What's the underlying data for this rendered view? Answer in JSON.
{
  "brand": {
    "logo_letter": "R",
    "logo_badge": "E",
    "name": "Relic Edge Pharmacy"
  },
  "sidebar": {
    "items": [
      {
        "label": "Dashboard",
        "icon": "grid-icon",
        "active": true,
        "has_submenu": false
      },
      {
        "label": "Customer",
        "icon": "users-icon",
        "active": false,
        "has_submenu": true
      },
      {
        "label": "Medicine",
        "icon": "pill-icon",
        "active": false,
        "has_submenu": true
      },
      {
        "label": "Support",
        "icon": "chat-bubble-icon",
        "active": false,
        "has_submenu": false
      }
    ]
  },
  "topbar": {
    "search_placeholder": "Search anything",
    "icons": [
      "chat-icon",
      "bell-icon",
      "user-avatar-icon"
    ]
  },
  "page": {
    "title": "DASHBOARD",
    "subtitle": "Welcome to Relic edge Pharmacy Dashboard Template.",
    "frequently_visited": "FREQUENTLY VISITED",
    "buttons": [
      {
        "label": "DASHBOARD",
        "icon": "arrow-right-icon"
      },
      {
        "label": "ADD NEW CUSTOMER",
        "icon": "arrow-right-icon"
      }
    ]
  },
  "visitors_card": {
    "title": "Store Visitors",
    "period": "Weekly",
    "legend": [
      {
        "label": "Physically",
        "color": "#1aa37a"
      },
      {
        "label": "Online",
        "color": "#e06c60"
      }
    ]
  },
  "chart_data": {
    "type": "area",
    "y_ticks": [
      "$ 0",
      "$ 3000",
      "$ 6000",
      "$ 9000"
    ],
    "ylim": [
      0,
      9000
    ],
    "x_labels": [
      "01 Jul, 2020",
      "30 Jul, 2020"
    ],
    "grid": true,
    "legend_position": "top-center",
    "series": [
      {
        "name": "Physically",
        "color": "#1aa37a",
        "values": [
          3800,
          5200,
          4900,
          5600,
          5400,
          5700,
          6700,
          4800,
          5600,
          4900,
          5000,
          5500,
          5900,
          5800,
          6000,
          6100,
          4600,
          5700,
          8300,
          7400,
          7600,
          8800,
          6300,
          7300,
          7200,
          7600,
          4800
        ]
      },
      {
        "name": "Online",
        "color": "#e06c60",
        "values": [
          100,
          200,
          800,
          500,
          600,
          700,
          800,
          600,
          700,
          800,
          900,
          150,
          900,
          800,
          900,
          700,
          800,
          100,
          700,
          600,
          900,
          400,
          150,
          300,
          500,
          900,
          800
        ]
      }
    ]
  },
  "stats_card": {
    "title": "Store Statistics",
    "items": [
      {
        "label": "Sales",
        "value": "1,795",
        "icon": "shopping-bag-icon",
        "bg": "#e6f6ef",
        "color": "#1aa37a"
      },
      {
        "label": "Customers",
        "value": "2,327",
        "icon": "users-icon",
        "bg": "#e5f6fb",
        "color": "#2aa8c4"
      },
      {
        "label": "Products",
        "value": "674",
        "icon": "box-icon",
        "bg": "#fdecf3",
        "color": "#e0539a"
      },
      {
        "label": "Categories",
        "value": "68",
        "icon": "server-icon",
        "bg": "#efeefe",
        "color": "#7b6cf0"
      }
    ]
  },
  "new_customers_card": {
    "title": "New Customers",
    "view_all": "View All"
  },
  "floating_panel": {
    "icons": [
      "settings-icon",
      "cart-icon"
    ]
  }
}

++++++

**EXERCISE**
All the entries above need to be reproduced exactly.

**TASK ANSWER**
What's the underlying data for this rendered view? Answer in JSON.
{
  "brand": {
    "logo_letter": "R",
    "logo_badge": "E",
    "name": "Relic Edge Pharmacy"
  },
  "sidebar": {
    "items": [
      {
        "label": "Dashboard",
        "icon": "grid-icon",
        "active": true,
        "has_submenu": false
      },
      {
        "label": "Customer",
        "icon": "users-icon",
        "active": false,
        "has_submenu": true
      },
      {
        "label": "Medicine",
        "icon": "pill-icon",
        "active": false,
        "has_submenu": true
      },
      {
        "label": "Support",
        "icon": "chat-bubble-icon",
        "active": false,
        "has_submenu": false
      }
    ]
  },
  "topbar": {
    "search_placeholder": "Search anything",
    "icons": [
      "chat-icon",
      "bell-icon",
      "user-avatar-icon"
    ]
  },
  "page": {
    "title": "DASHBOARD",
    "subtitle": "Welcome to Relic edge Pharmacy Dashboard Template.",
    "frequently_visited": "FREQUENTLY VISITED",
    "buttons": [
      {
        "label": "DASHBOARD",
        "icon": "arrow-right-icon"
      },
      {
        "label": "ADD NEW CUSTOMER",
        "icon": "arrow-right-icon"
      }
    ]
  },
  "visitors_card": {
    "title": "Store Visitors",
    "period": "Weekly",
    "legend": [
      {
        "label": "Physically",
        "color": "#1aa37a"
      },
      {
        "label": "Online",
        "color": "#e06c60"
      }
    ]
  },
  "chart_data": {
    "type": "area",
    "y_ticks": [
      "$ 0",
      "$ 3000",
      "$ 6000",
      "$ 9000"
    ],
    "ylim": [
      0,
      9000
    ],
    "x_labels": [
      "01 Jul, 2020",
      "30 Jul, 2020"
    ],
    "grid": true,
    "legend_position": "top-center",
    "series": [
      {
        "name": "Physically",
        "color": "#1aa37a",
        "values": [
          3800,
          5200,
          4900,
          5600,
          5400,
          5700,
          6700,
          4800,
          5600,
          4900,
          5000,
          5500,
          5900,
          5800,
          6000,
          6100,
          4600,
          5700,
          8300,
          7400,
          7600,
          8800,
          6300,
          7300,
          7200,
          7600,
          4800
        ]
      },
      {
        "name": "Online",
        "color": "#e06c60",
        "values": [
          100,
          200,
          800,
          500,
          600,
          700,
          800,
          600,
          700,
          800,
          900,
          150,
          900,
          800,
          900,
          700,
          800,
          100,
          700,
          600,
          900,
          400,
          150,
          300,
          500,
          900,
          800
        ]
      }
    ]
  },
  "stats_card": {
    "title": "Store Statistics",
    "items": [
      {
        "label": "Sales",
        "value": "1,795",
        "icon": "shopping-bag-icon",
        "bg": "#e6f6ef",
        "color": "#1aa37a"
      },
      {
        "label": "Customers",
        "value": "2,327",
        "icon": "users-icon",
        "bg": "#e5f6fb",
        "color": "#2aa8c4"
      },
      {
        "label": "Products",
        "value": "674",
        "icon": "box-icon",
        "bg": "#fdecf3",
        "color": "#e0539a"
      },
      {
        "label": "Categories",
        "value": "68",
        "icon": "server-icon",
        "bg": "#efeefe",
        "color": "#7b6cf0"
      }
    ]
  },
  "new_customers_card": {
    "title": "New Customers",
    "view_all": "View All"
  },
  "floating_panel": {
    "icons": [
      "settings-icon",
      "cart-icon"
    ]
  }
}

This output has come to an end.